__TASK GOAL__:
Show all lines from the listing below that contain "System".

__Entries taken from a collection__:
---*---

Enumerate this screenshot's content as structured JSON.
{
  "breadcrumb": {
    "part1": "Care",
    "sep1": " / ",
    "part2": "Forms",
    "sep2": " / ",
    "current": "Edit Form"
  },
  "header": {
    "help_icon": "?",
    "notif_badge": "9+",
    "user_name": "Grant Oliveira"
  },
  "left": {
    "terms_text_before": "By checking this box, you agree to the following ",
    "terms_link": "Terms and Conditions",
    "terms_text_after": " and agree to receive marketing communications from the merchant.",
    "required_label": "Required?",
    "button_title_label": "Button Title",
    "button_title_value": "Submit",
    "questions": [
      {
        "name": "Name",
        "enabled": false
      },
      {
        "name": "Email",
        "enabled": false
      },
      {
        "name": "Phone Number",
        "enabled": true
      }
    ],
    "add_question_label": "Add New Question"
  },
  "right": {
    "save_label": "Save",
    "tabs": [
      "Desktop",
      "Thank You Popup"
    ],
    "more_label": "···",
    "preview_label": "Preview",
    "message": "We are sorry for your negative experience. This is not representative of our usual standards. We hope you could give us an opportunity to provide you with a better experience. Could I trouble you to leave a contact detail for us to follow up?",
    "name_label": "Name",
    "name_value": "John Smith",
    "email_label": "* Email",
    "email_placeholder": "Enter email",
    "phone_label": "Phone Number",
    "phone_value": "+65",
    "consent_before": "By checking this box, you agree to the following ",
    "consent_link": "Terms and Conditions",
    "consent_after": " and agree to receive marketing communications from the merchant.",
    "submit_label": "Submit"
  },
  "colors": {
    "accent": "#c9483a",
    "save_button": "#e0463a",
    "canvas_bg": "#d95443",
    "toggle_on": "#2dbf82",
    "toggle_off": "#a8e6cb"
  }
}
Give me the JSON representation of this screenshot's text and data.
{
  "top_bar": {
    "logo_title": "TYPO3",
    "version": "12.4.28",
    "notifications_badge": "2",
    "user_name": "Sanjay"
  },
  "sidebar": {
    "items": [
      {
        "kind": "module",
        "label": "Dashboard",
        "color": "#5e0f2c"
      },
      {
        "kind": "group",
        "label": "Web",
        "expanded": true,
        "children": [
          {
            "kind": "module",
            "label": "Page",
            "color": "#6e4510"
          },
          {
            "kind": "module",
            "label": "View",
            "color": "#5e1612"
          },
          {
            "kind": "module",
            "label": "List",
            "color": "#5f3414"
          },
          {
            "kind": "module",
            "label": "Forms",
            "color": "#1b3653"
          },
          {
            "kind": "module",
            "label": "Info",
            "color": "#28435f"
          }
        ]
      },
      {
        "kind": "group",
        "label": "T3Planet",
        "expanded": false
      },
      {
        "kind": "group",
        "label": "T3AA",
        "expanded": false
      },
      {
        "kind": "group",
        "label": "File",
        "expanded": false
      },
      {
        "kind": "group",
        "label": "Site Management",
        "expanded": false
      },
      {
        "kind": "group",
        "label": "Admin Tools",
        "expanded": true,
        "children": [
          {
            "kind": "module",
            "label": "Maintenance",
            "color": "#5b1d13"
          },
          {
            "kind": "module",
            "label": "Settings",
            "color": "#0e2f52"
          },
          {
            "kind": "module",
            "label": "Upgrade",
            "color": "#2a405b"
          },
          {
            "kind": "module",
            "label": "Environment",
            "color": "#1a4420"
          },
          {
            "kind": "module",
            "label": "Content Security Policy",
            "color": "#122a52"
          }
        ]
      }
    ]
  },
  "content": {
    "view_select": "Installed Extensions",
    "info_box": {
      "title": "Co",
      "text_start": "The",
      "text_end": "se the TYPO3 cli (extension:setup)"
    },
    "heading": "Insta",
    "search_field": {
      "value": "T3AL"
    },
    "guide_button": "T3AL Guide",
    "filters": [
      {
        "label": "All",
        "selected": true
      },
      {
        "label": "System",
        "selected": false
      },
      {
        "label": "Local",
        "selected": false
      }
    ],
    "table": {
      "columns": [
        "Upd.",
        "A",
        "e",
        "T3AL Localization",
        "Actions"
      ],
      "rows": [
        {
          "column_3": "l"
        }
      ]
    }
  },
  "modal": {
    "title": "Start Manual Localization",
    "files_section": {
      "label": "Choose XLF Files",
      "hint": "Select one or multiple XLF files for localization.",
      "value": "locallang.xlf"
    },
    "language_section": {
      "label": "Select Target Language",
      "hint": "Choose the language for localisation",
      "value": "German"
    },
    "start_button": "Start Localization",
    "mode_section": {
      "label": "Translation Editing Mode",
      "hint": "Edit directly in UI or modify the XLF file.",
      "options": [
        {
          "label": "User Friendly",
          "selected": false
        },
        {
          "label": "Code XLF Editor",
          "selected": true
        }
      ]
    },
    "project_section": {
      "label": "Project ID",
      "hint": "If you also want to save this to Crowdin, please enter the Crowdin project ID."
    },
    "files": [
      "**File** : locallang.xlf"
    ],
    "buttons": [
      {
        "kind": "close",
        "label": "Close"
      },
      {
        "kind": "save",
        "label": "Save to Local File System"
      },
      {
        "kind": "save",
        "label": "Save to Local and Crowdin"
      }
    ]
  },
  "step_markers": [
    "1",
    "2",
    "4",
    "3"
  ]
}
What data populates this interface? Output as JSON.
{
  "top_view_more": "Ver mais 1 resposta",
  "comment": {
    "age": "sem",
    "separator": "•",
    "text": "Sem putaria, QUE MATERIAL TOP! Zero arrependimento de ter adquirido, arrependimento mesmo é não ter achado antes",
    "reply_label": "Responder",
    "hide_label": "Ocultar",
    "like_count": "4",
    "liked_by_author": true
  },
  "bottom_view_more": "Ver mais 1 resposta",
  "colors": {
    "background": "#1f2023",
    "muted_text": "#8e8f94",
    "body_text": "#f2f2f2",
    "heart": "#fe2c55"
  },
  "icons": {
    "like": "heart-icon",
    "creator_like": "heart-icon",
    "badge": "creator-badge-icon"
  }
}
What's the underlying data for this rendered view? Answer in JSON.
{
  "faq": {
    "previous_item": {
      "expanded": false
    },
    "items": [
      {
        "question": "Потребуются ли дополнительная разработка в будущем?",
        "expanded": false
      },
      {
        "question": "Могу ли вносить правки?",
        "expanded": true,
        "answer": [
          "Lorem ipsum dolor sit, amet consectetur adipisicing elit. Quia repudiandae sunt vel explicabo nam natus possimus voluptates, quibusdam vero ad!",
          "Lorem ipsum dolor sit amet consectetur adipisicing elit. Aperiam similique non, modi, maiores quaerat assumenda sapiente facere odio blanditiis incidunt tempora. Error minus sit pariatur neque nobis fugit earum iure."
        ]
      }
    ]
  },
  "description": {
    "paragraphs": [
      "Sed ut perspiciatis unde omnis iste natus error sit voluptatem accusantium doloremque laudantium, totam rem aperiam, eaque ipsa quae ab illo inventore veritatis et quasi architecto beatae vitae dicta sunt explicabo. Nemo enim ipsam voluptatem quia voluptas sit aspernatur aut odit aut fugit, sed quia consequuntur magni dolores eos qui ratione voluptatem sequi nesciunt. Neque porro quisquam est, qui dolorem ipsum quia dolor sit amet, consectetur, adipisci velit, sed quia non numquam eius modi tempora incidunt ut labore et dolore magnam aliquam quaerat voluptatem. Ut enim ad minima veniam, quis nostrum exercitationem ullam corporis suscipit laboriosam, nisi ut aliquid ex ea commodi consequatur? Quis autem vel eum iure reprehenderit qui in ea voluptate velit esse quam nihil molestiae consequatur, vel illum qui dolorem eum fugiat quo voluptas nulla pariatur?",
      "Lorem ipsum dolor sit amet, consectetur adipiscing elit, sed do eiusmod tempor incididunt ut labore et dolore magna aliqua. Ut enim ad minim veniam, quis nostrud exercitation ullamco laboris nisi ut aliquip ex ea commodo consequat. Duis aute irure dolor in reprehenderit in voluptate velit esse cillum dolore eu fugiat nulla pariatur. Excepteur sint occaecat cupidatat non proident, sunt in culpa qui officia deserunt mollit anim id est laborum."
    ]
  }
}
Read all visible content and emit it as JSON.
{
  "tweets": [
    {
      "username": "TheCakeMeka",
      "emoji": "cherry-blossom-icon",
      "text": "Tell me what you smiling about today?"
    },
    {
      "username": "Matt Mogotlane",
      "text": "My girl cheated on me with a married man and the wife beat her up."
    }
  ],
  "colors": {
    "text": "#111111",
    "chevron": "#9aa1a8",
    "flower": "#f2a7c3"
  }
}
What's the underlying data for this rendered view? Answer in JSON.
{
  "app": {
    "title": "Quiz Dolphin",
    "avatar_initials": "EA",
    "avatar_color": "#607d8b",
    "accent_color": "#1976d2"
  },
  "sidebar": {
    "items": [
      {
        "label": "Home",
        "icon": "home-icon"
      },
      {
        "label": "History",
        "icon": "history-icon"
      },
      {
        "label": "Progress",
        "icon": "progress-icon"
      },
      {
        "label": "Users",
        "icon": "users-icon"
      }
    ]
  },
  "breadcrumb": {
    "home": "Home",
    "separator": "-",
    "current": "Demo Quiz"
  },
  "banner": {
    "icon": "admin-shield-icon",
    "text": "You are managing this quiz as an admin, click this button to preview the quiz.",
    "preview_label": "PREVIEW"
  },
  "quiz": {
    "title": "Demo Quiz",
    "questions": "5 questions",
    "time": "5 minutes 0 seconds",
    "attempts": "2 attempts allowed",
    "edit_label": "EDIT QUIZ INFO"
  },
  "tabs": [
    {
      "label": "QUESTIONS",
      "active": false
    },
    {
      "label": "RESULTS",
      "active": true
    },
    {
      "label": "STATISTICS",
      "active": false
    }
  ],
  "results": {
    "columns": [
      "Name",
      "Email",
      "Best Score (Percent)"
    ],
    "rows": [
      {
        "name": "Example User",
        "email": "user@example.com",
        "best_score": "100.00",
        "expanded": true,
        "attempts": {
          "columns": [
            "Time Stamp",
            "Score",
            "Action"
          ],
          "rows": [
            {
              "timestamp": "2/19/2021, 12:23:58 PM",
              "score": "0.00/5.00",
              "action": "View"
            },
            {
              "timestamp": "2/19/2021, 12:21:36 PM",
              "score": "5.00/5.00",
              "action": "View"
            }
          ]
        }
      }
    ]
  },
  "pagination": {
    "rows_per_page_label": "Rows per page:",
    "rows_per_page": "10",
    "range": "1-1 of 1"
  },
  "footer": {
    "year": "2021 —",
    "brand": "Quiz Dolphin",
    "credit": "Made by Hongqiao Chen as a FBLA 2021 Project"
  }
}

---*---

__WRITTEN SOLUTION__:
        "label": "System",
        "label": "Save to Local File System"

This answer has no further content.